**SHORT TASK:**
Your answer should be a single number: the count of lines that include the word "title".

## BEGIN PROVIDED RECORDS

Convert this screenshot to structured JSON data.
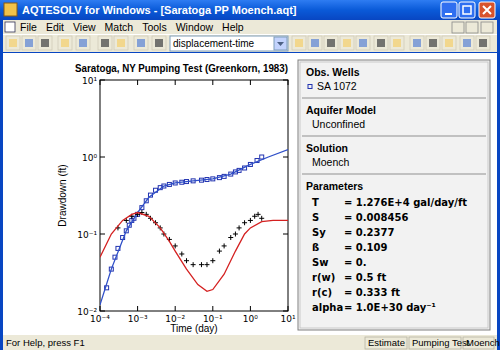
{
  "window": {
    "title": "AQTESOLV for Windows - [Saratoga PP Moench.aqt]",
    "menu": [
      "File",
      "Edit",
      "View",
      "Match",
      "Tools",
      "Window",
      "Help"
    ],
    "view_selector": "displacement-time",
    "status": [
      "For Help, press F1",
      "Estimate",
      "Pumping Test",
      "Moench"
    ]
  },
  "chart_data": {
    "type": "line",
    "title": "Saratoga, NY Pumping Test (Greenkorn, 1983)",
    "x_label": "Time (day)",
    "y_label": "Drawdown (ft)",
    "log": true,
    "grid": false,
    "legend": "right",
    "xlim": [
      0.0001,
      10
    ],
    "ylim": [
      0.01,
      10
    ],
    "xticks": [
      {
        "value": 0.0001,
        "label": "10⁻⁴"
      },
      {
        "value": 0.001,
        "label": "10⁻³"
      },
      {
        "value": 0.01,
        "label": "10⁻²"
      },
      {
        "value": 0.1,
        "label": "10⁻¹"
      },
      {
        "value": 1,
        "label": "10⁰"
      },
      {
        "value": 10,
        "label": "10¹"
      }
    ],
    "yticks": [
      {
        "value": 0.01,
        "label": "10⁻²"
      },
      {
        "value": 0.1,
        "label": "10⁻¹"
      },
      {
        "value": 1,
        "label": "10⁰"
      },
      {
        "value": 10,
        "label": "10¹"
      }
    ],
    "series": [
      {
        "name": "SA 1072",
        "type": "scatter",
        "marker": "square",
        "color": "#2233b0",
        "x": [
          0.00015,
          0.0002,
          0.00025,
          0.0003,
          0.0004,
          0.0005,
          0.0006,
          0.0007,
          0.0008,
          0.001,
          0.0013,
          0.0017,
          0.0022,
          0.003,
          0.004,
          0.005,
          0.007,
          0.01,
          0.015,
          0.02,
          0.03,
          0.05,
          0.07,
          0.1,
          0.15,
          0.2,
          0.3,
          0.4,
          0.5,
          0.7,
          1,
          1.5,
          2
        ],
        "values": [
          0.02,
          0.035,
          0.05,
          0.065,
          0.09,
          0.11,
          0.13,
          0.15,
          0.16,
          0.18,
          0.22,
          0.27,
          0.32,
          0.37,
          0.4,
          0.42,
          0.44,
          0.46,
          0.47,
          0.48,
          0.49,
          0.5,
          0.51,
          0.52,
          0.54,
          0.56,
          0.6,
          0.64,
          0.67,
          0.72,
          0.8,
          0.9,
          1.0
        ]
      },
      {
        "type": "line",
        "line_style": "solid",
        "color": "#2f4fc8",
        "x": [
          0.0001,
          0.0002,
          0.0005,
          0.001,
          0.002,
          0.005,
          0.01,
          0.03,
          0.1,
          0.3,
          1,
          3,
          10
        ],
        "values": [
          0.012,
          0.035,
          0.11,
          0.19,
          0.3,
          0.42,
          0.46,
          0.49,
          0.52,
          0.6,
          0.8,
          1.0,
          1.25
        ]
      },
      {
        "type": "scatter",
        "marker": "plus",
        "color": "#000000",
        "x": [
          0.0003,
          0.0005,
          0.0007,
          0.001,
          0.0013,
          0.0017,
          0.0022,
          0.003,
          0.004,
          0.005,
          0.007,
          0.01,
          0.015,
          0.02,
          0.03,
          0.05,
          0.07,
          0.1,
          0.15,
          0.2,
          0.3,
          0.4,
          0.5,
          0.7,
          1,
          1.3,
          1.6,
          2
        ],
        "values": [
          0.12,
          0.15,
          0.17,
          0.18,
          0.19,
          0.18,
          0.16,
          0.14,
          0.12,
          0.1,
          0.085,
          0.07,
          0.055,
          0.045,
          0.04,
          0.04,
          0.04,
          0.045,
          0.06,
          0.07,
          0.09,
          0.1,
          0.12,
          0.14,
          0.15,
          0.17,
          0.18,
          0.16
        ]
      },
      {
        "type": "line",
        "line_style": "solid",
        "color": "#d42020",
        "x": [
          0.0001,
          0.0002,
          0.0004,
          0.0007,
          0.001,
          0.002,
          0.004,
          0.007,
          0.01,
          0.02,
          0.04,
          0.07,
          0.1,
          0.2,
          0.4,
          0.7,
          1,
          2,
          4,
          10
        ],
        "values": [
          0.05,
          0.1,
          0.15,
          0.18,
          0.19,
          0.17,
          0.12,
          0.08,
          0.06,
          0.035,
          0.022,
          0.018,
          0.019,
          0.03,
          0.06,
          0.1,
          0.12,
          0.145,
          0.15,
          0.15
        ]
      }
    ]
  },
  "panel": {
    "sections": [
      {
        "heading": "Obs. Wells"
      },
      {
        "heading": "Aquifer Model",
        "text": "Unconfined"
      },
      {
        "heading": "Solution",
        "text": "Moench"
      },
      {
        "heading": "Parameters",
        "rows": [
          {
            "name": "T",
            "text": "= 1.276E+4 gal/day/ft"
          },
          {
            "name": "S",
            "text": "= 0.008456"
          },
          {
            "name": "Sy",
            "text": "= 0.2377"
          },
          {
            "name": "ß",
            "text": "= 0.109"
          },
          {
            "name": "Sw",
            "text": "= 0."
          },
          {
            "name": "r(w)",
            "text": "= 0.5 ft"
          },
          {
            "name": "r(c)",
            "text": "= 0.333 ft"
          },
          {
            "name": "alpha",
            "text": "= 1.0E+30 day⁻¹"
          }
        ]
      }
    ]
  }
}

## END PROVIDED RECORDS

**WRITTEN ANSWER:**
2